Rows from a figure dataset:

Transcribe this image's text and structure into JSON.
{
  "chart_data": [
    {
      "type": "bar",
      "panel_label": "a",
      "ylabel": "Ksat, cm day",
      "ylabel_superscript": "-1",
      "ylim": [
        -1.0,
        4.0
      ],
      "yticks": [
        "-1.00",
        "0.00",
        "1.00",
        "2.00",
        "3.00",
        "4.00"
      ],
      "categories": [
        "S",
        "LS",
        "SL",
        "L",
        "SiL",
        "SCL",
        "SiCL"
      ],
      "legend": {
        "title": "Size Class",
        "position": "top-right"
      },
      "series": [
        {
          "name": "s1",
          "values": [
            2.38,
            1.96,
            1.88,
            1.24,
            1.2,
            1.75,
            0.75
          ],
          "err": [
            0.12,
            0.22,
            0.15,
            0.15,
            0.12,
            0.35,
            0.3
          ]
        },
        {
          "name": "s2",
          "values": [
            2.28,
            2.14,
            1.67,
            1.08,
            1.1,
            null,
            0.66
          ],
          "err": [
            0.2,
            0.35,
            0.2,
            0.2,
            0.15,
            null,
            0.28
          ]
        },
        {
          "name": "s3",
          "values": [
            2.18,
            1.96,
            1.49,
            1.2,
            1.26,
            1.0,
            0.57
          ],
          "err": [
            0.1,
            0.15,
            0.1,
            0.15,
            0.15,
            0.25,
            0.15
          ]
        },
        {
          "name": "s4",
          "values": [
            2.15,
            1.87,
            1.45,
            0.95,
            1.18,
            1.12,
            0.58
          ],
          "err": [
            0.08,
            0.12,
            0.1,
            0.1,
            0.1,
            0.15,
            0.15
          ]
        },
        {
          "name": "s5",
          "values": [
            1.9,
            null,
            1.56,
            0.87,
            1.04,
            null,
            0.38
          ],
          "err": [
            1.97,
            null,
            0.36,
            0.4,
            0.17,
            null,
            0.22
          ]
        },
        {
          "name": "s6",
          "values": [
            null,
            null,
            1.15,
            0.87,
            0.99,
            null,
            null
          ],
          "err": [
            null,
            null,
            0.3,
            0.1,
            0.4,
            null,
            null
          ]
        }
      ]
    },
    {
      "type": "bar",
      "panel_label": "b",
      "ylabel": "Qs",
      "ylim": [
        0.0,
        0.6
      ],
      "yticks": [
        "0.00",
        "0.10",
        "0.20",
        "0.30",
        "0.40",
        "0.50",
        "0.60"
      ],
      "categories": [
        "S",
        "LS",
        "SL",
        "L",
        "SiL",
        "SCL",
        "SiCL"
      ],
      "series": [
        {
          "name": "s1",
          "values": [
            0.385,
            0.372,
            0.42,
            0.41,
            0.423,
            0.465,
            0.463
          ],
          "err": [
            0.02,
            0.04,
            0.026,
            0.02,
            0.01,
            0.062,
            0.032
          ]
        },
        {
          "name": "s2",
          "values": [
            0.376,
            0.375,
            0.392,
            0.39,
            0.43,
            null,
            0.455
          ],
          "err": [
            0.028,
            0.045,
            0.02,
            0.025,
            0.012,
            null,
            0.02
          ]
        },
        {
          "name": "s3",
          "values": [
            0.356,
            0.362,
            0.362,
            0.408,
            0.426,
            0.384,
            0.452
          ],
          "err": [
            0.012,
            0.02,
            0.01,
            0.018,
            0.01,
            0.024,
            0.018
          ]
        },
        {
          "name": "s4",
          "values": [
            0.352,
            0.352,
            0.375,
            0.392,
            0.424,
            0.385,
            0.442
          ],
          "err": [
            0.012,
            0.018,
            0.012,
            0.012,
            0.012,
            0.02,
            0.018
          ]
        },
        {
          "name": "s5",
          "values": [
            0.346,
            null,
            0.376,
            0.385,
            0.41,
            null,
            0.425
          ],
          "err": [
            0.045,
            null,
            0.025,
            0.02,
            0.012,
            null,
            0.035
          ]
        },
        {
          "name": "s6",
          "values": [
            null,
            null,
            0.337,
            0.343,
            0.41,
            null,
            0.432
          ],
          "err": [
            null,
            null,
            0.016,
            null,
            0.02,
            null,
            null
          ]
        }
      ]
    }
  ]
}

• [What needs to be done] Transcribe every entry exactly.

• [Expected answer]
Transcribe this image's text and structure into JSON.
{
  "chart_data": [
    {
      "type": "bar",
      "panel_label": "a",
      "ylabel": "Ksat, cm day",
      "ylabel_superscript": "-1",
      "ylim": [
        -1.0,
        4.0
      ],
      "yticks": [
        "-1.00",
        "0.00",
        "1.00",
        "2.00",
        "3.00",
        "4.00"
      ],
      "categories": [
        "S",
        "LS",
        "SL",
        "L",
        "SiL",
        "SCL",
        "SiCL"
      ],
      "legend": {
        "title": "Size Class",
        "position": "top-right"
      },
      "series": [
        {
          "name": "s1",
          "values": [
            2.38,
            1.96,
            1.88,
            1.24,
            1.2,
            1.75,
            0.75
          ],
          "err": [
            0.12,
            0.22,
            0.15,
            0.15,
            0.12,
            0.35,
            0.3
          ]
        },
        {
          "name": "s2",
          "values": [
            2.28,
            2.14,
            1.67,
            1.08,
            1.1,
            null,
            0.66
          ],
          "err": [
            0.2,
            0.35,
            0.2,
            0.2,
            0.15,
            null,
            0.28
          ]
        },
        {
          "name": "s3",
          "values": [
            2.18,
            1.96,
            1.49,
            1.2,
            1.26,
            1.0,
            0.57
          ],
          "err": [
            0.1,
            0.15,
            0.1,
            0.15,
            0.15,
            0.25,
            0.15
          ]
        },
        {
          "name": "s4",
          "values": [
            2.15,
            1.87,
            1.45,
            0.95,
            1.18,
            1.12,
            0.58
          ],
          "err": [
            0.08,
            0.12,
            0.1,
            0.1,
            0.1,
            0.15,
            0.15
          ]
        },
        {
          "name": "s5",
          "values": [
            1.9,
            null,
            1.56,
            0.87,
            1.04,
            null,
            0.38
          ],
          "err": [
            1.97,
            null,
            0.36,
            0.4,
            0.17,
            null,
            0.22
          ]
        },
        {
          "name": "s6",
          "values": [
            null,
            null,
            1.15,
            0.87,
            0.99,
            null,
            null
          ],
          "err": [
            null,
            null,
            0.3,
            0.1,
            0.4,
            null,
            null
          ]
        }
      ]
    },
    {
      "type": "bar",
      "panel_label": "b",
      "ylabel": "Qs",
      "ylim": [
        0.0,
        0.6
      ],
      "yticks": [
        "0.00",
        "0.10",
        "0.20",
        "0.30",
        "0.40",
        "0.50",
        "0.60"
      ],
      "categories": [
        "S",
        "LS",
        "SL",
        "L",
        "SiL",
        "SCL",
        "SiCL"
      ],
      "series": [
        {
          "name": "s1",
          "values": [
            0.385,
            0.372,
            0.42,
            0.41,
            0.423,
            0.465,
            0.463
          ],
          "err": [
            0.02,
            0.04,
            0.026,
            0.02,
            0.01,
            0.062,
            0.032
          ]
        },
        {
          "name": "s2",
          "values": [
            0.376,
            0.375,
            0.392,
            0.39,
            0.43,
            null,
            0.455
          ],
          "err": [
            0.028,
            0.045,
            0.02,
            0.025,
            0.012,
            null,
            0.02
          ]
        },
        {
          "name": "s3",
          "values": [
            0.356,
            0.362,
            0.362,
            0.408,
            0.426,
            0.384,
            0.452
          ],
          "err": [
            0.012,
            0.02,
            0.01,
            0.018,
            0.01,
            0.024,
            0.018
          ]
        },
        {
          "name": "s4",
          "values": [
            0.352,
            0.352,
            0.375,
            0.392,
            0.424,
            0.385,
            0.442
          ],
          "err": [
            0.012,
            0.018,
            0.012,
            0.012,
            0.012,
            0.02,
            0.018
          ]
        },
        {
          "name": "s5",
          "values": [
            0.346,
            null,
            0.376,
            0.385,
            0.41,
            null,
            0.425
          ],
          "err": [
            0.045,
            null,
            0.025,
            0.02,
            0.012,
            null,
            0.035
          ]
        },
        {
          "name": "s6",
          "values": [
            null,
            null,
            0.337,
            0.343,
            0.41,
            null,
            0.432
          ],
          "err": [
            null,
            null,
            0.016,
            null,
            0.02,
            null,
            null
          ]
        }
      ]
    }
  ]
}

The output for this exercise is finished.